[Task requirements]:
Render each line of the listing below as one string in a JSON list, skipping blank lines and leaving out the pictures.

[Records for the exercise]:
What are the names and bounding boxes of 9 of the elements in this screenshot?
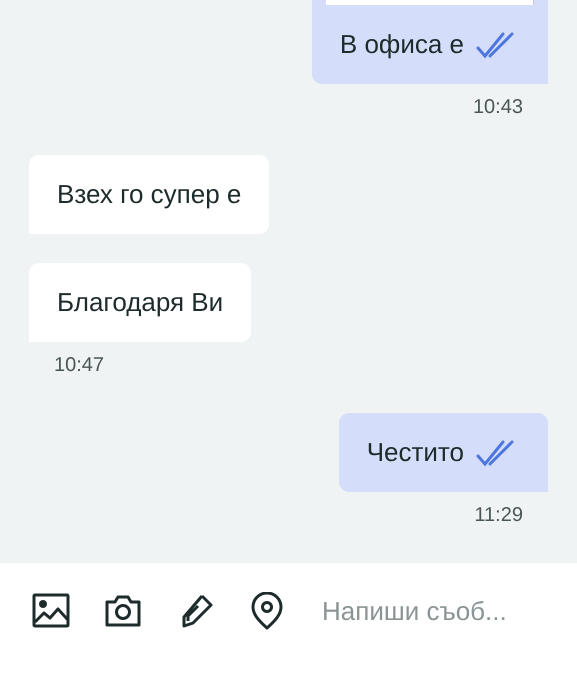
message-input[interactable]: Напиши съоб... [320,590,545,632]
message-text: Честито [366,436,464,469]
message-time: 10:43 [472,95,523,120]
message-time: 10:47 [54,353,104,378]
image-icon[interactable] [32,592,70,630]
message-text: Благодаря Ви [57,286,224,319]
message-text: В офиса е [340,28,464,61]
message-time: 11:29 [474,503,523,528]
message-text: Взех го супер е [57,178,242,211]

[Worked answer]:
[
  "What are the names and bounding boxes of 9 of the elements in this screenshot?",
  "message-input[interactable]: Напиши съоб... [320,590,545,632]",
  "message-text: Честито [366,436,464,469]",
  "message-time: 10:43 [472,95,523,120]",
  "message-time: 10:47 [54,353,104,378]",
  "image-icon[interactable] [32,592,70,630]",
  "message-text: Благодаря Ви [57,286,224,319]",
  "message-text: В офиса е [340,28,464,61]",
  "message-time: 11:29 [474,503,523,528]",
  "message-text: Взех го супер е [57,178,242,211]"
]